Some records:
*****

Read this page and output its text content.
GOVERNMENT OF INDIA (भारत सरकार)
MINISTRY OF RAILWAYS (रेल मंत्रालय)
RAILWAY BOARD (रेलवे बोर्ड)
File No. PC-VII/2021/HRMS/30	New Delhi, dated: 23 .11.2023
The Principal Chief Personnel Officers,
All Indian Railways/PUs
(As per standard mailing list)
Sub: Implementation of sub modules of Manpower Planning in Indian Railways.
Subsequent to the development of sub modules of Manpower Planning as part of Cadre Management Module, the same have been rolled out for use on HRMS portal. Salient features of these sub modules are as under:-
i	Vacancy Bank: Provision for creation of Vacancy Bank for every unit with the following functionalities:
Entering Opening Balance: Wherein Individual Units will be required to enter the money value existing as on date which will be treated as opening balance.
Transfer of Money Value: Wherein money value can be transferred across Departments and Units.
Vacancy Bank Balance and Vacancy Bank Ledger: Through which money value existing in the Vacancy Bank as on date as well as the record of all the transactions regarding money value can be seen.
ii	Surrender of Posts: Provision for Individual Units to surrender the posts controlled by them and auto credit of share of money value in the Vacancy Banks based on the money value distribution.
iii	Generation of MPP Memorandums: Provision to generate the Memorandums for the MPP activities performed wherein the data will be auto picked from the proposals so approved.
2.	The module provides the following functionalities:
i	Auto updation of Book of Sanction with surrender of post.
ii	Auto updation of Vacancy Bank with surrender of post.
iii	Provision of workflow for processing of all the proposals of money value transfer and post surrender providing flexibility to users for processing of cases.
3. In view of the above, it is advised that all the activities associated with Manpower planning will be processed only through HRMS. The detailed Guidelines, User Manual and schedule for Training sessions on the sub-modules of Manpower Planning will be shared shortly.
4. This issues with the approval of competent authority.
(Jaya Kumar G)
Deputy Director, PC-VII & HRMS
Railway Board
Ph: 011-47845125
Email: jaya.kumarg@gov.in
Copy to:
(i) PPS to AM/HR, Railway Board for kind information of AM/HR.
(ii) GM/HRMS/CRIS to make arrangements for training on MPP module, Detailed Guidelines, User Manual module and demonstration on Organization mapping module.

*****

Stated problem – Write out each line of the data that holds the string "existing".

Exercise answer –
Entering Opening Balance: Wherein Individual Units will be required to enter the money value existing as on date which will be treated as opening balance.
Vacancy Bank Balance and Vacancy Bank Ledger: Through which money value existing in the Vacancy Bank as on date as well as the record of all the transactions regarding money value can be seen.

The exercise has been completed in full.